Task prompt — Give every line below again, exactly.

The input —
○ ○ ○

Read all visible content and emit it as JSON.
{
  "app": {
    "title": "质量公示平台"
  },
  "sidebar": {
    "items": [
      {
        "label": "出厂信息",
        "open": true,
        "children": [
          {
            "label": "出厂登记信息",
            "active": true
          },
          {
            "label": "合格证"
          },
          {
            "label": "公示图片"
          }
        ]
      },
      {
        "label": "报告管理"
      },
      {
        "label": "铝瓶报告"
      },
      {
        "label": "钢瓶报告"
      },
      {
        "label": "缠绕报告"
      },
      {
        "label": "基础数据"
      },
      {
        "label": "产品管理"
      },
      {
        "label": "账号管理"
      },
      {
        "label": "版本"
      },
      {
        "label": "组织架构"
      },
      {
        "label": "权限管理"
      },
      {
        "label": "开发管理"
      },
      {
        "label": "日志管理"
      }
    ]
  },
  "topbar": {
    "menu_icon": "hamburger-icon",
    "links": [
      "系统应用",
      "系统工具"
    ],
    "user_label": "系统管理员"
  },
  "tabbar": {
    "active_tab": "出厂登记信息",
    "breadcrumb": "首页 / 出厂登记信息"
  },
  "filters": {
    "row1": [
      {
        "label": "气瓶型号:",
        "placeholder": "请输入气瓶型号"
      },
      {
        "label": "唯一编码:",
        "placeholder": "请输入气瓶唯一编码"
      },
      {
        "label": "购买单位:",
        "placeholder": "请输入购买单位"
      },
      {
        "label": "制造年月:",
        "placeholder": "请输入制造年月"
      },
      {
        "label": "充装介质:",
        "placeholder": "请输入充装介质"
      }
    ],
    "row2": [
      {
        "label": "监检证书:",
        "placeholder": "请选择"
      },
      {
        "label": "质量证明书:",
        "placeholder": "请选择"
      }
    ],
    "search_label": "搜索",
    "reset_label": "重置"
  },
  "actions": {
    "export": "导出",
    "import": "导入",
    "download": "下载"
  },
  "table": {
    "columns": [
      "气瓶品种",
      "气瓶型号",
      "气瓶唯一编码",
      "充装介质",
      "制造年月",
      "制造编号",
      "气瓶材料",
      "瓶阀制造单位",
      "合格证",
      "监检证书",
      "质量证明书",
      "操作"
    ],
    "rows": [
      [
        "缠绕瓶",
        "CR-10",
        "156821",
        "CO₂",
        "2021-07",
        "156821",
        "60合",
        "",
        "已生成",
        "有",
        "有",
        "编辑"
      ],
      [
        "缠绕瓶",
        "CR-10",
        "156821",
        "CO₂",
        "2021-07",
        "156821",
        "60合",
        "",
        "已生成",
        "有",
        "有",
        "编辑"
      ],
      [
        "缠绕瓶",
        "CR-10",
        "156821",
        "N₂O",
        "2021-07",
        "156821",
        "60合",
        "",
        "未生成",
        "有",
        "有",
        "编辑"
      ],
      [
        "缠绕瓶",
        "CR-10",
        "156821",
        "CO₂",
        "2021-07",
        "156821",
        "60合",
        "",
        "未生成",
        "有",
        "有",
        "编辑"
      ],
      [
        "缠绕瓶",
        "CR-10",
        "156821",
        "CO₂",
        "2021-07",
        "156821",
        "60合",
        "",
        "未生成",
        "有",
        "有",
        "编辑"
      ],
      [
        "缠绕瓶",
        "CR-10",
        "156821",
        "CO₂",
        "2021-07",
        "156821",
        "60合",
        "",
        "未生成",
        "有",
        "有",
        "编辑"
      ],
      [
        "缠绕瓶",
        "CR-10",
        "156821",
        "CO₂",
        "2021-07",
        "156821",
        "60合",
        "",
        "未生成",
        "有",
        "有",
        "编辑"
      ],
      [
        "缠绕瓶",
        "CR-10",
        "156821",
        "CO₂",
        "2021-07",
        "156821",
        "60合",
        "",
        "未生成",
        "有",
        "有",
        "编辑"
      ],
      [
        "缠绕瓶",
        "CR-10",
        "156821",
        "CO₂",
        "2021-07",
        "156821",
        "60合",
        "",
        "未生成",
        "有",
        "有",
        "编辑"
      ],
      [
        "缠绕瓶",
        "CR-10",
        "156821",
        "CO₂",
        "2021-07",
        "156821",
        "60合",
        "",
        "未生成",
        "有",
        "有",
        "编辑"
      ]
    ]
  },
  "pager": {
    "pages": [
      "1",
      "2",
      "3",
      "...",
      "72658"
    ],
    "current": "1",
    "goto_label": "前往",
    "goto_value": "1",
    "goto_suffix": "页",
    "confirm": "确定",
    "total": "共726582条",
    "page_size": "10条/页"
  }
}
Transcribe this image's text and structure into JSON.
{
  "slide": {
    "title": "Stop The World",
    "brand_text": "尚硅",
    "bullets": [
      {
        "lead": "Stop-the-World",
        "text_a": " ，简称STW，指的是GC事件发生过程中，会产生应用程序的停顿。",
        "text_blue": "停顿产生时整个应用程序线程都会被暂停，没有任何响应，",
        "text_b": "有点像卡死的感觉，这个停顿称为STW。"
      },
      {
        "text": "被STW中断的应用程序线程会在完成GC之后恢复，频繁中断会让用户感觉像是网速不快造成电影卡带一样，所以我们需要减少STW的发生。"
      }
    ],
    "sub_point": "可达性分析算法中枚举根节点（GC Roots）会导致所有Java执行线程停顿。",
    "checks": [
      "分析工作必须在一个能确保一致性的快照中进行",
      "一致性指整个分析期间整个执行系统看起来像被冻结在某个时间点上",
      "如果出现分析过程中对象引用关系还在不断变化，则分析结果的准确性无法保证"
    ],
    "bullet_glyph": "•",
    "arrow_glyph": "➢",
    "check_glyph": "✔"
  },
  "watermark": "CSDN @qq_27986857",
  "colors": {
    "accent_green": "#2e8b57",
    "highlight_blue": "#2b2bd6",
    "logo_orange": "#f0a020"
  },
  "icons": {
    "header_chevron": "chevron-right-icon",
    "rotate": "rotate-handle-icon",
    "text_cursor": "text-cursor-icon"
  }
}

○ ○ ○

Finished exercise —
Read all visible content and emit it as JSON.
{
  "app": {
    "title": "质量公示平台"
  },
  "sidebar": {
    "items": [
      {
        "label": "出厂信息",
        "open": true,
        "children": [
          {
            "label": "出厂登记信息",
            "active": true
          },
          {
            "label": "合格证"
          },
          {
            "label": "公示图片"
          }
        ]
      },
      {
        "label": "报告管理"
      },
      {
        "label": "铝瓶报告"
      },
      {
        "label": "钢瓶报告"
      },
      {
        "label": "缠绕报告"
      },
      {
        "label": "基础数据"
      },
      {
        "label": "产品管理"
      },
      {
        "label": "账号管理"
      },
      {
        "label": "版本"
      },
      {
        "label": "组织架构"
      },
      {
        "label": "权限管理"
      },
      {
        "label": "开发管理"
      },
      {
        "label": "日志管理"
      }
    ]
  },
  "topbar": {
    "menu_icon": "hamburger-icon",
    "links": [
      "系统应用",
      "系统工具"
    ],
    "user_label": "系统管理员"
  },
  "tabbar": {
    "active_tab": "出厂登记信息",
    "breadcrumb": "首页 / 出厂登记信息"
  },
  "filters": {
    "row1": [
      {
        "label": "气瓶型号:",
        "placeholder": "请输入气瓶型号"
      },
      {
        "label": "唯一编码:",
        "placeholder": "请输入气瓶唯一编码"
      },
      {
        "label": "购买单位:",
        "placeholder": "请输入购买单位"
      },
      {
        "label": "制造年月:",
        "placeholder": "请输入制造年月"
      },
      {
        "label": "充装介质:",
        "placeholder": "请输入充装介质"
      }
    ],
    "row2": [
      {
        "label": "监检证书:",
        "placeholder": "请选择"
      },
      {
        "label": "质量证明书:",
        "placeholder": "请选择"
      }
    ],
    "search_label": "搜索",
    "reset_label": "重置"
  },
  "actions": {
    "export": "导出",
    "import": "导入",
    "download": "下载"
  },
  "table": {
    "columns": [
      "气瓶品种",
      "气瓶型号",
      "气瓶唯一编码",
      "充装介质",
      "制造年月",
      "制造编号",
      "气瓶材料",
      "瓶阀制造单位",
      "合格证",
      "监检证书",
      "质量证明书",
      "操作"
    ],
    "rows": [
      [
        "缠绕瓶",
        "CR-10",
        "156821",
        "CO₂",
        "2021-07",
        "156821",
        "60合",
        "",
        "已生成",
        "有",
        "有",
        "编辑"
      ],
      [
        "缠绕瓶",
        "CR-10",
        "156821",
        "CO₂",
        "2021-07",
        "156821",
        "60合",
        "",
        "已生成",
        "有",
        "有",
        "编辑"
      ],
      [
        "缠绕瓶",
        "CR-10",
        "156821",
        "N₂O",
        "2021-07",
        "156821",
        "60合",
        "",
        "未生成",
        "有",
        "有",
        "编辑"
      ],
      [
        "缠绕瓶",
        "CR-10",
        "156821",
        "CO₂",
        "2021-07",
        "156821",
        "60合",
        "",
        "未生成",
        "有",
        "有",
        "编辑"
      ],
      [
        "缠绕瓶",
        "CR-10",
        "156821",
        "CO₂",
        "2021-07",
        "156821",
        "60合",
        "",
        "未生成",
        "有",
        "有",
        "编辑"
      ],
      [
        "缠绕瓶",
        "CR-10",
        "156821",
        "CO₂",
        "2021-07",
        "156821",
        "60合",
        "",
        "未生成",
        "有",
        "有",
        "编辑"
      ],
      [
        "缠绕瓶",
        "CR-10",
        "156821",
        "CO₂",
        "2021-07",
        "156821",
        "60合",
        "",
        "未生成",
        "有",
        "有",
        "编辑"
      ],
      [
        "缠绕瓶",
        "CR-10",
        "156821",
        "CO₂",
        "2021-07",
        "156821",
        "60合",
        "",
        "未生成",
        "有",
        "有",
        "编辑"
      ],
      [
        "缠绕瓶",
        "CR-10",
        "156821",
        "CO₂",
        "2021-07",
        "156821",
        "60合",
        "",
        "未生成",
        "有",
        "有",
        "编辑"
      ],
      [
        "缠绕瓶",
        "CR-10",
        "156821",
        "CO₂",
        "2021-07",
        "156821",
        "60合",
        "",
        "未生成",
        "有",
        "有",
        "编辑"
      ]
    ]
  },
  "pager": {
    "pages": [
      "1",
      "2",
      "3",
      "...",
      "72658"
    ],
    "current": "1",
    "goto_label": "前往",
    "goto_value": "1",
    "goto_suffix": "页",
    "confirm": "确定",
    "total": "共726582条",
    "page_size": "10条/页"
  }
}
Transcribe this image's text and structure into JSON.
{
  "slide": {
    "title": "Stop The World",
    "brand_text": "尚硅",
    "bullets": [
      {
        "lead": "Stop-the-World",
        "text_a": " ，简称STW，指的是GC事件发生过程中，会产生应用程序的停顿。",
        "text_blue": "停顿产生时整个应用程序线程都会被暂停，没有任何响应，",
        "text_b": "有点像卡死的感觉，这个停顿称为STW。"
      },
      {
        "text": "被STW中断的应用程序线程会在完成GC之后恢复，频繁中断会让用户感觉像是网速不快造成电影卡带一样，所以我们需要减少STW的发生。"
      }
    ],
    "sub_point": "可达性分析算法中枚举根节点（GC Roots）会导致所有Java执行线程停顿。",
    "checks": [
      "分析工作必须在一个能确保一致性的快照中进行",
      "一致性指整个分析期间整个执行系统看起来像被冻结在某个时间点上",
      "如果出现分析过程中对象引用关系还在不断变化，则分析结果的准确性无法保证"
    ],
    "bullet_glyph": "•",
    "arrow_glyph": "➢",
    "check_glyph": "✔"
  },
  "watermark": "CSDN @qq_27986857",
  "colors": {
    "accent_green": "#2e8b57",
    "highlight_blue": "#2b2bd6",
    "logo_orange": "#f0a020"
  },
  "icons": {
    "header_chevron": "chevron-right-icon",
    "rotate": "rotate-handle-icon",
    "text_cursor": "text-cursor-icon"
  }
}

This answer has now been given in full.